▶ **REQUEST**
Copy every line of the listing that holds the string "project".

### MATERIAL

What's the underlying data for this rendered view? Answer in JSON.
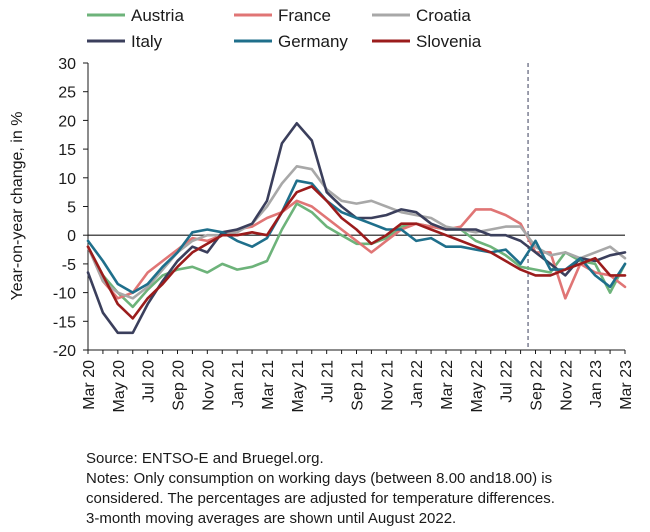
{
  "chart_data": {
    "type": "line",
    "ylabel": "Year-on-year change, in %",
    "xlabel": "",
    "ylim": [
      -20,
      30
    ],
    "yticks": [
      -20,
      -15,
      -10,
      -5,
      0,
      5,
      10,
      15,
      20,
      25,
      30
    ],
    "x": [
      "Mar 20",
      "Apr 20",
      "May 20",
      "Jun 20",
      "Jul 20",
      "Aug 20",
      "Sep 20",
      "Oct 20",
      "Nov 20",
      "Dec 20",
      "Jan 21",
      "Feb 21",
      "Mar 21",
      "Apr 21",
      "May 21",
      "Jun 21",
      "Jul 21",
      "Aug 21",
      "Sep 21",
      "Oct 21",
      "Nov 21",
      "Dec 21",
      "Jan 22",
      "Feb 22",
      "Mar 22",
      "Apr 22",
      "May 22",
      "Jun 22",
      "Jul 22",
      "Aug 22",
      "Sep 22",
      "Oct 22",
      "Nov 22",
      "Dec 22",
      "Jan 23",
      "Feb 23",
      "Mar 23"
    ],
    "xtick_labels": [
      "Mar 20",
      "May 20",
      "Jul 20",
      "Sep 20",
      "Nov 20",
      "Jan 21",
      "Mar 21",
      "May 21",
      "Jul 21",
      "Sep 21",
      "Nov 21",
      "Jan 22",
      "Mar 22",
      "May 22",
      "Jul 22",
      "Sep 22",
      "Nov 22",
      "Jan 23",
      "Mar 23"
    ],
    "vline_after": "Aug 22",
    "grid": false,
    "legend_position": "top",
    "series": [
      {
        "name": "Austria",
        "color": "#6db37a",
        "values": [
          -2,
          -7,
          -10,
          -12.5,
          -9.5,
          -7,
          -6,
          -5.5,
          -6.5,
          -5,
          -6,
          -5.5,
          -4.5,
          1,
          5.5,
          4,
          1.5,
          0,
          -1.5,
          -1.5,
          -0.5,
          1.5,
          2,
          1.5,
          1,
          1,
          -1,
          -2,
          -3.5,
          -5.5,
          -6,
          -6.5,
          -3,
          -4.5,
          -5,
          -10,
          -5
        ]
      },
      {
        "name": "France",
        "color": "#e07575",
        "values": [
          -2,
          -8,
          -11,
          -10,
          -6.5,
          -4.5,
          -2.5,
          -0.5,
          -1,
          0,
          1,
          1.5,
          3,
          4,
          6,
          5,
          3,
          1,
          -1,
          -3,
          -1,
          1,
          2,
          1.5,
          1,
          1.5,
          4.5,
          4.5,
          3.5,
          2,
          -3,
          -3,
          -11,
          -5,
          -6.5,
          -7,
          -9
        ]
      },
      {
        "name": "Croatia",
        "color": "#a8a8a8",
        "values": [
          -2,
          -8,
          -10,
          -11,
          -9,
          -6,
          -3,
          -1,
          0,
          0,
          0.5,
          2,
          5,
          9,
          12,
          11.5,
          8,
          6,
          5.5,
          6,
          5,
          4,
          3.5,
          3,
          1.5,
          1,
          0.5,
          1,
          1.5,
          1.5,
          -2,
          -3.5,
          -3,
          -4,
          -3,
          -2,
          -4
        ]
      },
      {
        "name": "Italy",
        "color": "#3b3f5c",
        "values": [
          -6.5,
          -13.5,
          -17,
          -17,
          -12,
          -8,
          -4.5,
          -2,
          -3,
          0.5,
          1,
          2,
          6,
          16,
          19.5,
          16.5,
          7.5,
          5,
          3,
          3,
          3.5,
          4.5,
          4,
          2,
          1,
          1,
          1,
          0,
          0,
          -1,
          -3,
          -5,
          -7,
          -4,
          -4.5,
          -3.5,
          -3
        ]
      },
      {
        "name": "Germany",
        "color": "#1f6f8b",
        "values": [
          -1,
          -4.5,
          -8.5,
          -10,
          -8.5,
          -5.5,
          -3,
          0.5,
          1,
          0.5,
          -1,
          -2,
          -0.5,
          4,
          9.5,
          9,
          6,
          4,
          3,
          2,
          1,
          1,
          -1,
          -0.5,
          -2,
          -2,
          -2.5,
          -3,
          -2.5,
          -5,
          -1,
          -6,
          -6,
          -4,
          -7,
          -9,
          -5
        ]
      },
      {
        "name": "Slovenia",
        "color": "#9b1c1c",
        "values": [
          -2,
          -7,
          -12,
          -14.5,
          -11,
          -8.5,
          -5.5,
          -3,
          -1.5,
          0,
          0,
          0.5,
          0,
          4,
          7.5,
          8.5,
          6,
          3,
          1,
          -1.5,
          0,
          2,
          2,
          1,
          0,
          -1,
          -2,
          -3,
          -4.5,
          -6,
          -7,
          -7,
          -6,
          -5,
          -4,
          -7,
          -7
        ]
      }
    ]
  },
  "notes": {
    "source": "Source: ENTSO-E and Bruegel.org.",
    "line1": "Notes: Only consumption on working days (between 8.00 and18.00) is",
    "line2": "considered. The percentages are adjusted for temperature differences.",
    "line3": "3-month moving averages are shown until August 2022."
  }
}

######
### MATERIAL

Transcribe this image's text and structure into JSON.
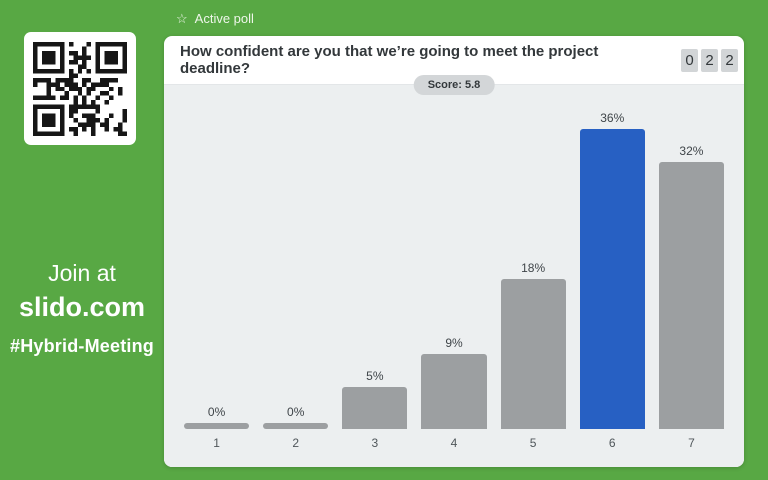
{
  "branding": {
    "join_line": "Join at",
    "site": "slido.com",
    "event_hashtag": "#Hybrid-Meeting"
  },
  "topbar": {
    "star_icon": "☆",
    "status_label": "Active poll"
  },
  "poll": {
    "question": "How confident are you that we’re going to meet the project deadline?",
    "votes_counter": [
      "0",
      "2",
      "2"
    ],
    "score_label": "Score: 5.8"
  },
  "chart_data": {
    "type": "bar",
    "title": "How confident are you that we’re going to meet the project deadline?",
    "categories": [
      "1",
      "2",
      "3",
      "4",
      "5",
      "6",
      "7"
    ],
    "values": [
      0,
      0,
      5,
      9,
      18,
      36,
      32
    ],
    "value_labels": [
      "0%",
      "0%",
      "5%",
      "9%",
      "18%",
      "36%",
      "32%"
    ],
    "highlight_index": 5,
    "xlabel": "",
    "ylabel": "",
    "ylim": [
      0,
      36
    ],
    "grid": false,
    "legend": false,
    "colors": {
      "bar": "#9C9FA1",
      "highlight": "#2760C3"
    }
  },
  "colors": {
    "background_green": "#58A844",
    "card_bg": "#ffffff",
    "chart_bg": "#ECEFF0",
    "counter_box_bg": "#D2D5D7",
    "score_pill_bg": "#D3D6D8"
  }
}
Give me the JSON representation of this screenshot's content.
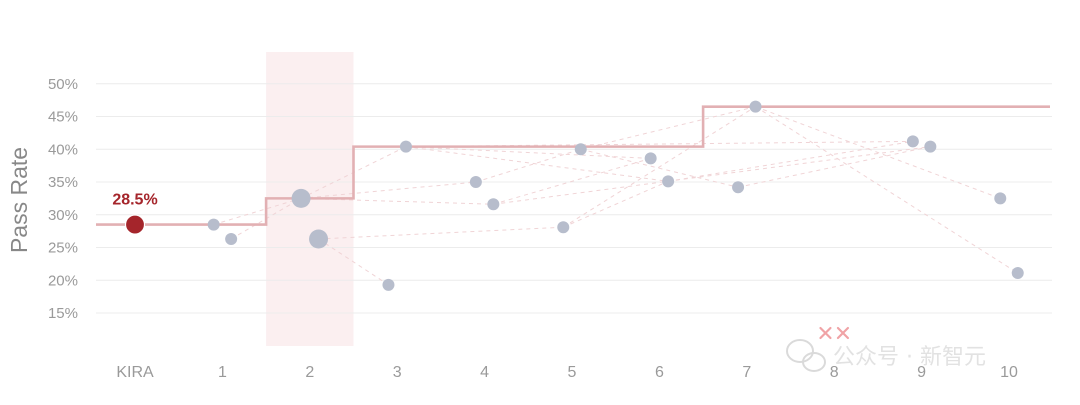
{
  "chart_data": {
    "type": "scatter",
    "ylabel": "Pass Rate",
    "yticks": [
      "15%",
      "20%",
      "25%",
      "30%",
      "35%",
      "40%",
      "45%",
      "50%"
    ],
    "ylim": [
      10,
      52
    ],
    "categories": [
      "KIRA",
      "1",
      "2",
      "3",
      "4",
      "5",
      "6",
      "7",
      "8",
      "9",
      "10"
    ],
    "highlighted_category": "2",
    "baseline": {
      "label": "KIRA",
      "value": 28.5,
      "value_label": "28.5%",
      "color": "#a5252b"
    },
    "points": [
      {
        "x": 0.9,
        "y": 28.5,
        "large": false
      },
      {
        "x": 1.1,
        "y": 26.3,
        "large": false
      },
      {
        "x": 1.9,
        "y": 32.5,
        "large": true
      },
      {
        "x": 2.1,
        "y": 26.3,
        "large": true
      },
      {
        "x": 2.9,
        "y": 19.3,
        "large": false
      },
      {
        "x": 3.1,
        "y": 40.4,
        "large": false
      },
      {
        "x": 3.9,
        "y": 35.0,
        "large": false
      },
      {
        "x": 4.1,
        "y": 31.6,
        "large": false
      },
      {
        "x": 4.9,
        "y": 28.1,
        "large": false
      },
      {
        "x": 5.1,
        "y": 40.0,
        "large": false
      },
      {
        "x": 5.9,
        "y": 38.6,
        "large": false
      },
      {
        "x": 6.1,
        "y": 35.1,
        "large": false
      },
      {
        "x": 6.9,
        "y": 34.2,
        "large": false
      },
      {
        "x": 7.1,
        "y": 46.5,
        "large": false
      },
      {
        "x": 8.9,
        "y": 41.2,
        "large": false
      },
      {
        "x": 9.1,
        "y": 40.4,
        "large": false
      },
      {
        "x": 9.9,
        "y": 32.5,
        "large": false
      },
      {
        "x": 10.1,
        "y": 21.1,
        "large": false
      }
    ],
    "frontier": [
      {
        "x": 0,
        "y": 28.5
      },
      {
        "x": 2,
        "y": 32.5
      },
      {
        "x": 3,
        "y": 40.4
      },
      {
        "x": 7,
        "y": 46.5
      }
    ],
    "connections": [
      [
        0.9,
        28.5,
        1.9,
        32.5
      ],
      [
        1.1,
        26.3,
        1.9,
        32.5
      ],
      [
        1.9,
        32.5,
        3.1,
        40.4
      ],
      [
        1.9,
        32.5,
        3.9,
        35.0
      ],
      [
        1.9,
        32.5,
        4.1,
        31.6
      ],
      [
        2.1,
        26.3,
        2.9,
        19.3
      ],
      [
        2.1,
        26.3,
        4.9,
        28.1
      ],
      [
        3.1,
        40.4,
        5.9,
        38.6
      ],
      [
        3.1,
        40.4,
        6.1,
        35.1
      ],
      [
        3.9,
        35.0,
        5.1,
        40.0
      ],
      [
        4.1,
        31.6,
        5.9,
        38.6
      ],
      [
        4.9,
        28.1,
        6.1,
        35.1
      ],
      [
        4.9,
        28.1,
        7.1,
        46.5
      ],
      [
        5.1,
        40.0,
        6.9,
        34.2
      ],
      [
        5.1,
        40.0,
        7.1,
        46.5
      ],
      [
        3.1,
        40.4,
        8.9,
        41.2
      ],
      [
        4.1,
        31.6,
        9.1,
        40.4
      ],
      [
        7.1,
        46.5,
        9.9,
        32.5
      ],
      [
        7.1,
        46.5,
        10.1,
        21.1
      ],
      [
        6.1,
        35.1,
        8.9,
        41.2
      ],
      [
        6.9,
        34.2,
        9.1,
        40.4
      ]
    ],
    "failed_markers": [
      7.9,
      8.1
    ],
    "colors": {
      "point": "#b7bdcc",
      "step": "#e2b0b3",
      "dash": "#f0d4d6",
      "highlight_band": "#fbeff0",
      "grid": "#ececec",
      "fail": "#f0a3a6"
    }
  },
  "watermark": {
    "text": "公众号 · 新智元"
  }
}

######

▶ **ANSWER TO THE TASK**
    "question": "How confident are you that we’re going to meet the project deadline?",
    "title": "How confident are you that we’re going to meet the project deadline?",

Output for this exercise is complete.